(Rows from a figure dataset)
----

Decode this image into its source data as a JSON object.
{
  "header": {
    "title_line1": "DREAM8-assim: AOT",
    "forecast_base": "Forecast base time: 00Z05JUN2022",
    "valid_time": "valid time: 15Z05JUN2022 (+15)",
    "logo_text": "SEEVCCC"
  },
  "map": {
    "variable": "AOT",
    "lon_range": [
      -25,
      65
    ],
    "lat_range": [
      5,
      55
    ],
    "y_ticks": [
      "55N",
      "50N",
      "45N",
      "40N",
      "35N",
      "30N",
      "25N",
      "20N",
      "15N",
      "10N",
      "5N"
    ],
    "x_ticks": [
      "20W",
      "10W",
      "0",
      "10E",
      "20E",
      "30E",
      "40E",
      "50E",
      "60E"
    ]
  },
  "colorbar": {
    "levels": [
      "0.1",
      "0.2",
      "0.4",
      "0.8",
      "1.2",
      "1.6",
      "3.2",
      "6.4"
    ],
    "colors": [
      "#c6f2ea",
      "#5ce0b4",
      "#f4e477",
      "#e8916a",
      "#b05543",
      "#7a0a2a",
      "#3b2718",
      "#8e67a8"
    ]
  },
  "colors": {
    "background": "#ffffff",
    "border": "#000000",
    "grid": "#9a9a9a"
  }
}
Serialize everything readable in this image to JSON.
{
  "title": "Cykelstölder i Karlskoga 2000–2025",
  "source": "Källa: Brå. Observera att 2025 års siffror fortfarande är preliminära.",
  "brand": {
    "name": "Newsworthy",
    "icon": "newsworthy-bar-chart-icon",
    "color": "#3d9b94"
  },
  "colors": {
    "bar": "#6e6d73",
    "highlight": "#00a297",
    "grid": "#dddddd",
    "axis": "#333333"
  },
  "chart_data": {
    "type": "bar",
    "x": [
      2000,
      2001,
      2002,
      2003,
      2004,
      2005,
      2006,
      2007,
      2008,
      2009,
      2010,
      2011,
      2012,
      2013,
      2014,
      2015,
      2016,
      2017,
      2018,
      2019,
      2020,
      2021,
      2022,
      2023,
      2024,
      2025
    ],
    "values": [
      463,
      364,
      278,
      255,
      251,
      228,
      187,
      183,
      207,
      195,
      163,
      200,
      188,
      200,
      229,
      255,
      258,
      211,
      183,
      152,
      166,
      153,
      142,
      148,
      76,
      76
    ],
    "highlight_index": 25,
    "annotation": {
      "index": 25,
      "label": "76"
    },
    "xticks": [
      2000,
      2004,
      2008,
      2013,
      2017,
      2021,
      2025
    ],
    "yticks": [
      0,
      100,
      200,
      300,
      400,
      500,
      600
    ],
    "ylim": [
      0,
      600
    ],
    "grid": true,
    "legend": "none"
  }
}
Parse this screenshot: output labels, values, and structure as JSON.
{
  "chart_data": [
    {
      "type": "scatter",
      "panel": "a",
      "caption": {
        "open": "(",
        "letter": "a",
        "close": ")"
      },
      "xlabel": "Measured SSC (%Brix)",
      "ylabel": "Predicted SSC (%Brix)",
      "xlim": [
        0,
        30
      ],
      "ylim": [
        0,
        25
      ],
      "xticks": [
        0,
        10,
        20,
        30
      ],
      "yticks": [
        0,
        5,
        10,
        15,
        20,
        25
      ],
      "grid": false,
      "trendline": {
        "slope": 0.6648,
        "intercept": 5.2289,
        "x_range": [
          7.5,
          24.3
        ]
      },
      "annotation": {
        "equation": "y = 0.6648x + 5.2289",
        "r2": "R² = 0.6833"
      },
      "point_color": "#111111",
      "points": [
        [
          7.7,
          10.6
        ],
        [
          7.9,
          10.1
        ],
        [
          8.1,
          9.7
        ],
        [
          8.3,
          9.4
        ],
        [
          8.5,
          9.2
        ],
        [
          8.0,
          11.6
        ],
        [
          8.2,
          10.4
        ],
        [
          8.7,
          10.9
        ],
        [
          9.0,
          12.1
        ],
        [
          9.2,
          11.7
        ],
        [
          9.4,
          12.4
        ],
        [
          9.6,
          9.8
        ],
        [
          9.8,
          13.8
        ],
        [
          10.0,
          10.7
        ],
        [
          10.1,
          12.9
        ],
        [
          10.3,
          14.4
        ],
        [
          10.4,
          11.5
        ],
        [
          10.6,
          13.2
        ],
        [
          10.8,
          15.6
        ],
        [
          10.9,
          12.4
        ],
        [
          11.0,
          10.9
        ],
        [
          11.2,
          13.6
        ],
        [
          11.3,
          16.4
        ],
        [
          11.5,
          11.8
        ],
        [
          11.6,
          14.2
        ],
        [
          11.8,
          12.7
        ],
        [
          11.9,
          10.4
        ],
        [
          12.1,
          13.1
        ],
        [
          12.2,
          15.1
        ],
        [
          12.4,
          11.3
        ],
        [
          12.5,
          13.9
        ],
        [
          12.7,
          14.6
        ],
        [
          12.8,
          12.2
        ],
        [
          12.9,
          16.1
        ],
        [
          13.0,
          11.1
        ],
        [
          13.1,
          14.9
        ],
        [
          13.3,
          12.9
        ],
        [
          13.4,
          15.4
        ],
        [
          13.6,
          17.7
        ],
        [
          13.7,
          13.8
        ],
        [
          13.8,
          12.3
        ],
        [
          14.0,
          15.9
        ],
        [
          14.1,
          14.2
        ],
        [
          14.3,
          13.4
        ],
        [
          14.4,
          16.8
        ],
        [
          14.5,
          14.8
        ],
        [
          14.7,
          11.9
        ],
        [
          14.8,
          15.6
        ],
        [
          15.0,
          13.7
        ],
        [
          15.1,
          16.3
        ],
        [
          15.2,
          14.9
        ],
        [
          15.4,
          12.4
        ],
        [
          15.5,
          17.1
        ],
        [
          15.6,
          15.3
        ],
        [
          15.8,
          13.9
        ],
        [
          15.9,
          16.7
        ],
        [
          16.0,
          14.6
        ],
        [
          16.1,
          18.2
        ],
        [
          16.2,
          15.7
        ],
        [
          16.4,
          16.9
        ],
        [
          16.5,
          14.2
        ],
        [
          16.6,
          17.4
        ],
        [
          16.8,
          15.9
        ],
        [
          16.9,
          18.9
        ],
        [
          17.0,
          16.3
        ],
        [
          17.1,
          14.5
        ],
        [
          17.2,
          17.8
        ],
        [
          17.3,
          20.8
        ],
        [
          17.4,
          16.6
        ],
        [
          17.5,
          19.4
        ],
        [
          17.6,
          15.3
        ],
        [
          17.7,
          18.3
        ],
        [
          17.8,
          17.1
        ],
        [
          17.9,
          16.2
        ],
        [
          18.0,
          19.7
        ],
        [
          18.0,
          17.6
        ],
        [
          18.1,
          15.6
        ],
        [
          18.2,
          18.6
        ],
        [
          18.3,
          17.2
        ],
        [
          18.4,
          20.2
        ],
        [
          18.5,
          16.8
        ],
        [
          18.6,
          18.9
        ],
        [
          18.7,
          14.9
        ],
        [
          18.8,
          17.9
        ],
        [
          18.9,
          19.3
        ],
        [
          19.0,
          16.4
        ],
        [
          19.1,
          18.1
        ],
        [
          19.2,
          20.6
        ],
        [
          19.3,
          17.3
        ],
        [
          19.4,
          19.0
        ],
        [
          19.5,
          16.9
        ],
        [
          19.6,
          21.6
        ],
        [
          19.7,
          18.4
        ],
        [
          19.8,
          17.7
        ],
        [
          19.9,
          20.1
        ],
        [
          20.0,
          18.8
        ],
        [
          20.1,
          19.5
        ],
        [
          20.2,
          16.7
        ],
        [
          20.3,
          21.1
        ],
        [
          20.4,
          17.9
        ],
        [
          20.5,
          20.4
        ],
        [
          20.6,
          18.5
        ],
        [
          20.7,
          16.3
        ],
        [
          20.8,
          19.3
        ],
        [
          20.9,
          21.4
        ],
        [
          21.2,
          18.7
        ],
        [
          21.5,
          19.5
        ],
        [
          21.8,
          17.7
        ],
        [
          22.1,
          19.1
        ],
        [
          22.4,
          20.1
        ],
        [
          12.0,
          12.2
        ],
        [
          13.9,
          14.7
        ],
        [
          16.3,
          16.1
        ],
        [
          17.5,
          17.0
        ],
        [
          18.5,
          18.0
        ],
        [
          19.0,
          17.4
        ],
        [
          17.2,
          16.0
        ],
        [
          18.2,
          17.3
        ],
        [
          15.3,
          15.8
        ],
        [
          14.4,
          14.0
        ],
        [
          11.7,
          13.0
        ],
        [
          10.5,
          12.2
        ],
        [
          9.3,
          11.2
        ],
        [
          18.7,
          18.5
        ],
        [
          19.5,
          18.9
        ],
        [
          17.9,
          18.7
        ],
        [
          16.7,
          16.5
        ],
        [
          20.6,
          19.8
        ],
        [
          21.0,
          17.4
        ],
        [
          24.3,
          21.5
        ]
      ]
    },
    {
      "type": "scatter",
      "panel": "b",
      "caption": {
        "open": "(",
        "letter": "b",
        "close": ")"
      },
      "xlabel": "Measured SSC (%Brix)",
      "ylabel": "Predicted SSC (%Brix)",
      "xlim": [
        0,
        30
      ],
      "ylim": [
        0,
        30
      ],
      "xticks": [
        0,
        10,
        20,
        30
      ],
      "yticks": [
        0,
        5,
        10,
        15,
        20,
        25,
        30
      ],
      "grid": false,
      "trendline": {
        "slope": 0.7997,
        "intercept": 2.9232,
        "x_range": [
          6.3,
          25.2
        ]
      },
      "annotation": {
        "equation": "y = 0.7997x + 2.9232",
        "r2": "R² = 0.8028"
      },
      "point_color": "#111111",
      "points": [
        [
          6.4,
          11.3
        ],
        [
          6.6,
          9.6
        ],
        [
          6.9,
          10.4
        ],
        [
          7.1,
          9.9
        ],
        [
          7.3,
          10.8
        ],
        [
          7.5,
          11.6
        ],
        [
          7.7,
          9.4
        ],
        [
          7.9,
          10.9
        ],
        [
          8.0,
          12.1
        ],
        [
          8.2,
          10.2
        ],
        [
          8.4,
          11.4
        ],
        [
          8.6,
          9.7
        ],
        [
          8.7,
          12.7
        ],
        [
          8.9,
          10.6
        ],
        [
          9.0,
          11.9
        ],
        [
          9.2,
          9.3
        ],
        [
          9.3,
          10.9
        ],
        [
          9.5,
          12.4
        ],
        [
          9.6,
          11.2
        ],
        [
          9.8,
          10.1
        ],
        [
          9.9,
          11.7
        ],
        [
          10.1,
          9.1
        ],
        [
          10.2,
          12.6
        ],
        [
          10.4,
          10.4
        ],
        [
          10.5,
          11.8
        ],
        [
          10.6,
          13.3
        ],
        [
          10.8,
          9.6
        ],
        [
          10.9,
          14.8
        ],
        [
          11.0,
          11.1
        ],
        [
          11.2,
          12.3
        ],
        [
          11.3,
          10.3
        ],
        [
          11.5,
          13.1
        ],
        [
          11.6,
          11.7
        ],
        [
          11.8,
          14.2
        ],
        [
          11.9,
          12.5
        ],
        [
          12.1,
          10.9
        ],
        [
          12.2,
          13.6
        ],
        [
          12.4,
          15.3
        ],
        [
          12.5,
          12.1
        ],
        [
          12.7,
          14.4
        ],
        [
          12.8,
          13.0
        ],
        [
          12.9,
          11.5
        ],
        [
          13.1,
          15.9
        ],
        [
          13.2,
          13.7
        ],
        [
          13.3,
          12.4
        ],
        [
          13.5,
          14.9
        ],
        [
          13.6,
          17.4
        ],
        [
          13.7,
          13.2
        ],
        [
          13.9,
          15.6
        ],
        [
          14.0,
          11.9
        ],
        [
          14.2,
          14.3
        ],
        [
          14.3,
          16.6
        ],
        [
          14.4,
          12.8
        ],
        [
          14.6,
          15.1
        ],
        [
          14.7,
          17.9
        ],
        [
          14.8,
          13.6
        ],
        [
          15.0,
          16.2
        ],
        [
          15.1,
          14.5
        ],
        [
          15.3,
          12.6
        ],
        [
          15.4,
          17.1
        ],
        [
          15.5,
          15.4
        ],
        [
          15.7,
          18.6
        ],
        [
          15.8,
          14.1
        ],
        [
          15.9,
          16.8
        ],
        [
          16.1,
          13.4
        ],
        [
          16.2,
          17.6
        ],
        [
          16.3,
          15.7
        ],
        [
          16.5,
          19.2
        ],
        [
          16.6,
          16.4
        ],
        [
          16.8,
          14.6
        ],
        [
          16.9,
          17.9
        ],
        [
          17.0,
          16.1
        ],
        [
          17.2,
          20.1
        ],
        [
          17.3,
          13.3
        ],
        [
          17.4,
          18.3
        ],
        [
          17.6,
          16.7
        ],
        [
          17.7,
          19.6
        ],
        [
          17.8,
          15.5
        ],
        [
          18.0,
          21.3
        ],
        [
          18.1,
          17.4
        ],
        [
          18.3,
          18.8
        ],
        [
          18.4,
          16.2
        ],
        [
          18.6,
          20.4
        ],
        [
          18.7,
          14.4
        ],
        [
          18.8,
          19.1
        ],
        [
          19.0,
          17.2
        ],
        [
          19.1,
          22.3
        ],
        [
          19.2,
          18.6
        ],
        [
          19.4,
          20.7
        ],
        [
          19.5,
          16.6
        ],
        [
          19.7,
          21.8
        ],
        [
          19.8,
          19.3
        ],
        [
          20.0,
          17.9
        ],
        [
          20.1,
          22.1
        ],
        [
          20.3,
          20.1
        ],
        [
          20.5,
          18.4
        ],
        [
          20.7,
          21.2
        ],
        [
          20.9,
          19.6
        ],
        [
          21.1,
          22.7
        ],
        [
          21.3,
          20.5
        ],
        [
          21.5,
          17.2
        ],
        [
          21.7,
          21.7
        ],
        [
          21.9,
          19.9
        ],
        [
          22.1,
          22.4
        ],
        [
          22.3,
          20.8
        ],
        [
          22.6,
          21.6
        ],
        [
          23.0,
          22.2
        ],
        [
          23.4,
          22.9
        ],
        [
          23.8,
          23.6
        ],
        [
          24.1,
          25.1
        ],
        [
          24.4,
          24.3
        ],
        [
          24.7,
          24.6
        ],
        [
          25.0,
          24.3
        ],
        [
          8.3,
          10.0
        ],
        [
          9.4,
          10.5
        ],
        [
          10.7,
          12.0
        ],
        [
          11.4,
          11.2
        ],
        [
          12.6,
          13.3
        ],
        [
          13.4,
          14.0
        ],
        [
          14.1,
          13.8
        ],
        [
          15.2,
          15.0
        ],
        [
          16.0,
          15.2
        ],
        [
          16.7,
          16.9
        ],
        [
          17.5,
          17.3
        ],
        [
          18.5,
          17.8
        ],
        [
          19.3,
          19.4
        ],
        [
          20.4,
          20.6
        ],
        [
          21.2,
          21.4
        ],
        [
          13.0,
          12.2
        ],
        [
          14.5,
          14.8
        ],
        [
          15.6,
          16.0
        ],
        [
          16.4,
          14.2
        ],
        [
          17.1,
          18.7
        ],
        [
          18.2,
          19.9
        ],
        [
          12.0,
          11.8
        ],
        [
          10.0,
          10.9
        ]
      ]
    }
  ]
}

----

## TASK STATEMENT
Each line that contains the string "equation" counts once; report how many such lines the entries have, giving only the number.

## RESULT OF THE TASK
2